| Task to complete |
Lay out the stretch of the material that opens with the line containing "annotation: 126 [380,236,408,257]" and closes with the line containing "y-tick-label: 10% [52,422,83,442]" as a JSON list of strings, one string per line, with both of those lines included and blank lines left out.

| Extracted records |
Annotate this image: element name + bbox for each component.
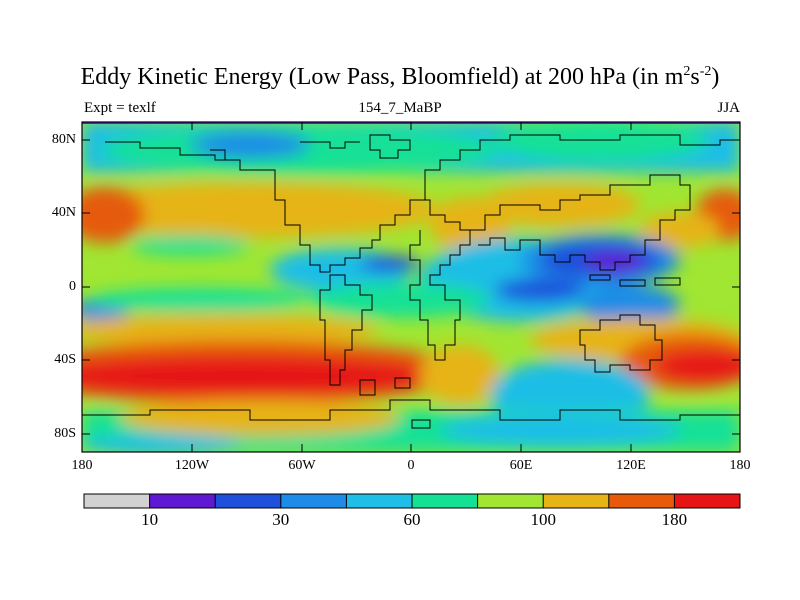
energy-field xyxy=(82,122,740,452)
lon-label-180w: 180 xyxy=(71,458,93,473)
colorbar-label-10: 10 xyxy=(141,510,159,529)
experiment-label: Expt = texlf xyxy=(84,100,156,116)
lat-label-0: 0 xyxy=(69,279,76,294)
colorbar-swatch-3 xyxy=(215,494,281,508)
colorbar-swatch-6 xyxy=(412,494,478,508)
lon-label-0: 0 xyxy=(407,458,415,473)
colorbar-swatch-1 xyxy=(84,494,150,508)
lon-label-120e: 120E xyxy=(616,458,646,473)
lat-label-40n: 40N xyxy=(51,205,76,220)
colorbar-swatch-10 xyxy=(674,494,740,508)
colorbar-label-180: 180 xyxy=(661,510,688,529)
lat-label-80s: 80S xyxy=(54,426,76,441)
lon-label-60w: 60W xyxy=(288,458,316,473)
colorbar-swatch-9 xyxy=(608,494,675,508)
colorbar-label-100: 100 xyxy=(530,510,556,529)
colorbar-swatch-2 xyxy=(149,494,216,508)
lon-label-180e: 180 xyxy=(729,458,751,473)
colorbar-swatch-8 xyxy=(543,494,609,508)
lat-label-40s: 40S xyxy=(54,352,76,367)
axis-ticks xyxy=(82,122,740,452)
colorbar-label-30: 30 xyxy=(272,510,290,529)
colorbar xyxy=(83,493,741,509)
colorbar-swatch-4 xyxy=(280,494,347,508)
colorbar-swatch-5 xyxy=(346,494,412,508)
lon-label-120w: 120W xyxy=(174,458,210,473)
colorbar-label-60: 60 xyxy=(403,510,421,529)
lat-label-80n: 80N xyxy=(51,132,76,147)
chart-title: Eddy Kinetic Energy (Low Pass, Bloomfiel… xyxy=(80,64,720,90)
run-id-label: 154_7_MaBP xyxy=(358,100,442,116)
coastlines xyxy=(82,134,740,429)
lon-label-60e: 60E xyxy=(509,458,533,473)
season-label: JJA xyxy=(717,100,740,116)
colorbar-swatch-7 xyxy=(477,494,544,508)
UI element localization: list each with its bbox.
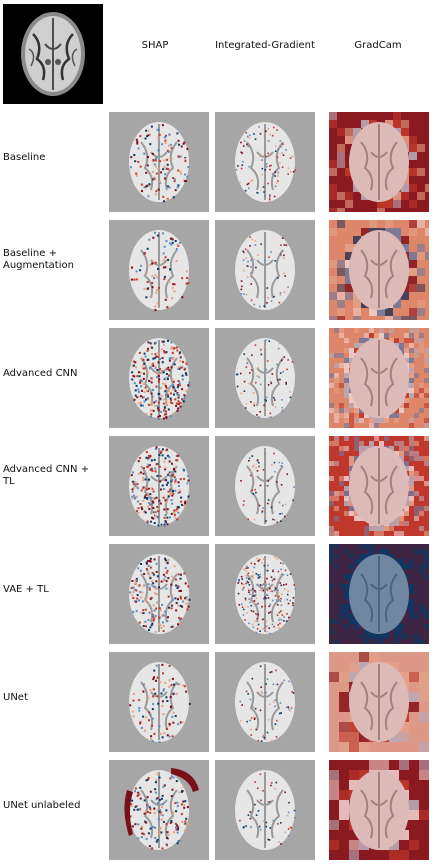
unet-unlabeled-shap-heatmap <box>109 760 209 860</box>
row-label-unet: UNet <box>3 692 28 703</box>
column-header-integrated-gradient: Integrated-Gradient <box>215 40 315 51</box>
unet-unlabeled-gradcam-heatmap <box>329 760 429 860</box>
baseline-augmentation-shap-heatmap <box>109 220 209 320</box>
row-label-baseline-augmentation: Baseline + Augmentation <box>3 248 74 271</box>
row-label-vae-tl: VAE + TL <box>3 584 49 595</box>
baseline-augmentation-integrated-gradient-heatmap <box>215 220 315 320</box>
row-label-advanced-cnn-tl: Advanced CNN + TL <box>3 464 90 487</box>
row-label-unet-unlabeled: UNet unlabeled <box>3 800 81 811</box>
baseline-augmentation-gradcam-heatmap <box>329 220 429 320</box>
advanced-cnn-gradcam-heatmap <box>329 328 429 428</box>
advanced-cnn-tl-integrated-gradient-heatmap <box>215 436 315 536</box>
column-header-shap: SHAP <box>141 40 169 51</box>
baseline-gradcam-heatmap <box>329 112 429 212</box>
vae-tl-integrated-gradient-heatmap <box>215 544 315 644</box>
row-label-advanced-cnn: Advanced CNN <box>3 368 78 379</box>
unet-shap-heatmap <box>109 652 209 752</box>
advanced-cnn-tl-gradcam-heatmap <box>329 436 429 536</box>
baseline-integrated-gradient-heatmap <box>215 112 315 212</box>
baseline-shap-heatmap <box>109 112 209 212</box>
advanced-cnn-shap-heatmap <box>109 328 209 428</box>
unet-unlabeled-integrated-gradient-heatmap <box>215 760 315 860</box>
advanced-cnn-integrated-gradient-heatmap <box>215 328 315 428</box>
unet-integrated-gradient-heatmap <box>215 652 315 752</box>
column-header-gradcam: GradCam <box>354 40 402 51</box>
unet-gradcam-heatmap <box>329 652 429 752</box>
vae-tl-gradcam-heatmap <box>329 544 429 644</box>
row-label-baseline: Baseline <box>3 152 46 163</box>
advanced-cnn-tl-shap-heatmap <box>109 436 209 536</box>
vae-tl-shap-heatmap <box>109 544 209 644</box>
original-mri-image <box>3 4 103 104</box>
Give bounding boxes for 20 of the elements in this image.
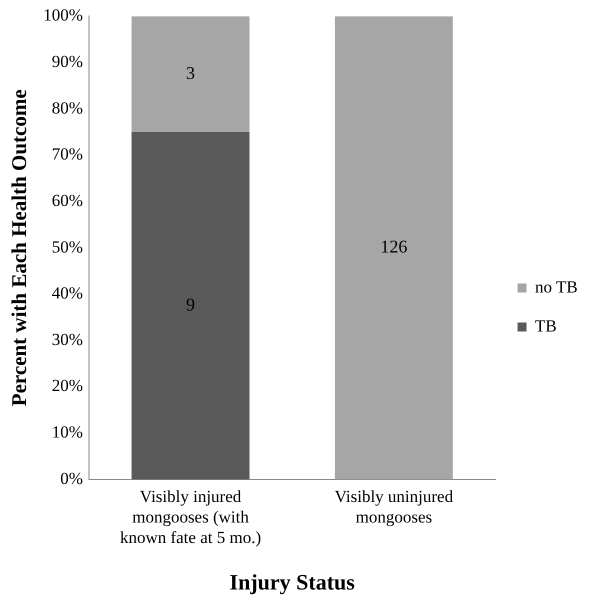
annotation: 126 [380,236,408,257]
y-tick-label: 50% [52,237,83,256]
annotation: 3 [186,62,196,83]
legend-label: no TB [535,277,578,296]
y-axis-title: Percent with Each Health Outcome [7,89,32,406]
annotation: 9 [186,294,196,314]
y-tick-label: 80% [52,98,83,118]
y-tick-label: 100% [43,6,83,25]
y-tick-label: 20% [52,376,83,396]
x-axis-title: Injury Status [230,569,356,594]
x-tick-label: Visibly uninjured mongooses [334,487,454,526]
y-tick-label: 10% [52,422,83,442]
x-tick-label: Visibly injured mongooses (with known fate at 5 mo.) [120,487,262,547]
y-tick-label: 90% [52,52,83,71]
y-tick-label: 0% [60,468,83,488]
legend-label: TB [535,316,557,336]
y-tick-label: 30% [52,330,83,349]
y-tick-label: 60% [52,190,83,210]
y-tick-label: 70% [52,144,83,164]
y-tick-label: 40% [52,284,83,303]
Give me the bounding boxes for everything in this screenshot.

| Solution to the problem |
[
  "annotation: 126 [380,236,408,257]",
  "y-tick-label: 50% [52,237,83,256]",
  "annotation: 3 [186,62,196,83]",
  "legend-label: no TB [535,277,578,296]",
  "y-axis-title: Percent with Each Health Outcome [7,89,32,406]",
  "annotation: 9 [186,294,196,314]",
  "y-tick-label: 80% [52,98,83,118]",
  "y-tick-label: 100% [43,6,83,25]",
  "y-tick-label: 20% [52,376,83,396]",
  "x-axis-title: Injury Status [230,569,356,594]",
  "x-tick-label: Visibly uninjured mongooses [334,487,454,526]",
  "y-tick-label: 10% [52,422,83,442]"
]